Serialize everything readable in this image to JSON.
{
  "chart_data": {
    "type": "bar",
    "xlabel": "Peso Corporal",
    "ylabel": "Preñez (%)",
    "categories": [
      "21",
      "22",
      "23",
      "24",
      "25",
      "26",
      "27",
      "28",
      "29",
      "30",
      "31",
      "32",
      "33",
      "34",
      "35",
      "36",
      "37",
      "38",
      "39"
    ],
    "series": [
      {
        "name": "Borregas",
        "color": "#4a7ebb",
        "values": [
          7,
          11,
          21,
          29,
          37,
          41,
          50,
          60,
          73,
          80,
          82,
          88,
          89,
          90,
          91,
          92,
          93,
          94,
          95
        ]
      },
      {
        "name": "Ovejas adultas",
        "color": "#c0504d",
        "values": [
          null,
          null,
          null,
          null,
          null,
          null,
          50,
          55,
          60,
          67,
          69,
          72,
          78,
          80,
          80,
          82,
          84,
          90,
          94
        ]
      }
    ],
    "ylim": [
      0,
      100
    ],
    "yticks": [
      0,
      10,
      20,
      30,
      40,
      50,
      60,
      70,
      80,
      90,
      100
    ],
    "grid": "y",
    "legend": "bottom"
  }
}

-.-.-

_The task_
Without leaving anything out, give the entries again exactly.

_Reply to the exercise_
Serialize everything readable in this image to JSON.
{
  "chart_data": {
    "type": "bar",
    "xlabel": "Peso Corporal",
    "ylabel": "Preñez (%)",
    "categories": [
      "21",
      "22",
      "23",
      "24",
      "25",
      "26",
      "27",
      "28",
      "29",
      "30",
      "31",
      "32",
      "33",
      "34",
      "35",
      "36",
      "37",
      "38",
      "39"
    ],
    "series": [
      {
        "name": "Borregas",
        "color": "#4a7ebb",
        "values": [
          7,
          11,
          21,
          29,
          37,
          41,
          50,
          60,
          73,
          80,
          82,
          88,
          89,
          90,
          91,
          92,
          93,
          94,
          95
        ]
      },
      {
        "name": "Ovejas adultas",
        "color": "#c0504d",
        "values": [
          null,
          null,
          null,
          null,
          null,
          null,
          50,
          55,
          60,
          67,
          69,
          72,
          78,
          80,
          80,
          82,
          84,
          90,
          94
        ]
      }
    ],
    "ylim": [
      0,
      100
    ],
    "yticks": [
      0,
      10,
      20,
      30,
      40,
      50,
      60,
      70,
      80,
      90,
      100
    ],
    "grid": "y",
    "legend": "bottom"
  }
}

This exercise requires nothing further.